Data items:
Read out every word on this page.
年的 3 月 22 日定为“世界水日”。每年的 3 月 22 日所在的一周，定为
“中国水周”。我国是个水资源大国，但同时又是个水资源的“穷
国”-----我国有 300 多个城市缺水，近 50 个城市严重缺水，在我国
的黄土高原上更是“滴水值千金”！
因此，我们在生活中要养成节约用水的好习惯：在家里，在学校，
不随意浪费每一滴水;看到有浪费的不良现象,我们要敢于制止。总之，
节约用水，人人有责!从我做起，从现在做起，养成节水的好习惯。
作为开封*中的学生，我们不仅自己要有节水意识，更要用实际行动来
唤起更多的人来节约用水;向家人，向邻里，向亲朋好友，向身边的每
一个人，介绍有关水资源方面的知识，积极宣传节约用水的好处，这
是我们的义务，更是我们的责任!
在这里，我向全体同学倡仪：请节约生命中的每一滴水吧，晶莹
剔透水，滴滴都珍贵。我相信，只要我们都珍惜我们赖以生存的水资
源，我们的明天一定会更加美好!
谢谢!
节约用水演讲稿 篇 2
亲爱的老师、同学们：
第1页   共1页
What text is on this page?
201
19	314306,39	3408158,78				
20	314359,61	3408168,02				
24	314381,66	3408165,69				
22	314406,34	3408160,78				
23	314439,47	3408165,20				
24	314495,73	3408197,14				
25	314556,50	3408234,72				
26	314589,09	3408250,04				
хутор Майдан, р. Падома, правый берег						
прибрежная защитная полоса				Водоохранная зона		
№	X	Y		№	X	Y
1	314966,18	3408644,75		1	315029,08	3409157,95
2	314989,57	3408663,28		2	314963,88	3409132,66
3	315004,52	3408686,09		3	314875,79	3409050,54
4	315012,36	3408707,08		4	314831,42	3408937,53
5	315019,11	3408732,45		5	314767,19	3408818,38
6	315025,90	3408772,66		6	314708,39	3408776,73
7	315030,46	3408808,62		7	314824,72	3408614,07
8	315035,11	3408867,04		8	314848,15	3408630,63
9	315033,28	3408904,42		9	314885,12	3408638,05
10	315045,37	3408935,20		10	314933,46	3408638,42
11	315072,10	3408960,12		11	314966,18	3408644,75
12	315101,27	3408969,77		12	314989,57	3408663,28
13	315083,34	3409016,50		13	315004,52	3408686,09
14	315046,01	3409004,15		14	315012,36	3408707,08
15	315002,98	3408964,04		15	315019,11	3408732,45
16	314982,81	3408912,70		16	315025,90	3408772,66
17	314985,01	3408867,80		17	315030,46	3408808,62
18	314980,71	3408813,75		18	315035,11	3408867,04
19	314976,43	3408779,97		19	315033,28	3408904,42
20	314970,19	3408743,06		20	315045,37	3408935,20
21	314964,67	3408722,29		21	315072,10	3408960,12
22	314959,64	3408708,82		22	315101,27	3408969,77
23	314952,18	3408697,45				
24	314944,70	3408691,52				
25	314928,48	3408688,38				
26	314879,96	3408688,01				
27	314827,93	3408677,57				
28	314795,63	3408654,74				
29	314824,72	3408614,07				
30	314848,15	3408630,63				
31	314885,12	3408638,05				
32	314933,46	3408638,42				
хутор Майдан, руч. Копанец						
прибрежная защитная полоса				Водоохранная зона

The exercise =>
Pick out the lines above that hold the string "page" and show them.

Response to the task =>
Read out every word on this page.
What text is on this page?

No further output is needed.